> Data rows:
※
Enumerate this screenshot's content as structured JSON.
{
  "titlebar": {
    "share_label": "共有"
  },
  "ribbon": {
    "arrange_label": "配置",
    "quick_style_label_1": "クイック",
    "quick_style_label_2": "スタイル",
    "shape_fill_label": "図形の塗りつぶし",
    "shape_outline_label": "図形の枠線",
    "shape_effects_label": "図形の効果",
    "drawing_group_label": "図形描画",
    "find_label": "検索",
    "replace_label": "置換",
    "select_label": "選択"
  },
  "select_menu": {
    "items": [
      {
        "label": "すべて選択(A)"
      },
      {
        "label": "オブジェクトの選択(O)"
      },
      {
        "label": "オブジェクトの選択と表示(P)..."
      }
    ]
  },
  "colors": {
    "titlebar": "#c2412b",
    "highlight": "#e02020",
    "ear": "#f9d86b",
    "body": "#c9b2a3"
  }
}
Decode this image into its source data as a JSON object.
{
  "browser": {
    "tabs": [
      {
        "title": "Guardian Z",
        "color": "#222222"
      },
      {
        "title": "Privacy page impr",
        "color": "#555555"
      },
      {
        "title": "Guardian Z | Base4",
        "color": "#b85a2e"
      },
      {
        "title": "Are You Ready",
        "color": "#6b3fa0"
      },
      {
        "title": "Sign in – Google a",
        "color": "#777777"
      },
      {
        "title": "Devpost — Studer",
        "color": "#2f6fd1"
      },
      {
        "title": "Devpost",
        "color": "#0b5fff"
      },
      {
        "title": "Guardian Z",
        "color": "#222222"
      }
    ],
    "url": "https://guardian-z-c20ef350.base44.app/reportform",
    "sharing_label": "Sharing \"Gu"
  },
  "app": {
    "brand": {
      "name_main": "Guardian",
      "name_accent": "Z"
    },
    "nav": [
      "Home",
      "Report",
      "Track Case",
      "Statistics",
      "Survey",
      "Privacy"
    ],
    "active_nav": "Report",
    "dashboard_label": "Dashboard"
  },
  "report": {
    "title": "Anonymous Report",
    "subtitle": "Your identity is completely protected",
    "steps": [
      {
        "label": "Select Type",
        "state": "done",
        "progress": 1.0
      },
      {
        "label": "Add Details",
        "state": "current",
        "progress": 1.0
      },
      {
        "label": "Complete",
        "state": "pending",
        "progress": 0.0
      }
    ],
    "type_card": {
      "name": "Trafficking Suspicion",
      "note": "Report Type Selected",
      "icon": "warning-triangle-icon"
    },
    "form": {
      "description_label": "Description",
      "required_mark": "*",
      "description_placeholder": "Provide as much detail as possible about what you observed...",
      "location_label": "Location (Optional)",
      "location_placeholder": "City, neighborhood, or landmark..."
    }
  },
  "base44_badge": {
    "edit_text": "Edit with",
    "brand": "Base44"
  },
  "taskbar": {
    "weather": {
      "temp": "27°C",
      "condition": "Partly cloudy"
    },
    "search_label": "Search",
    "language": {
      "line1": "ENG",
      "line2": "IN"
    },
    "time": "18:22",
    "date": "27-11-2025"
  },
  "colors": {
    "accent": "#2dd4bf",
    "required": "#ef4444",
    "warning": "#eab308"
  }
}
※
> Your instructions:
Ascertain the number of lines in the entries that include the word "this", and report only that number.

> Answer to the exercise:
2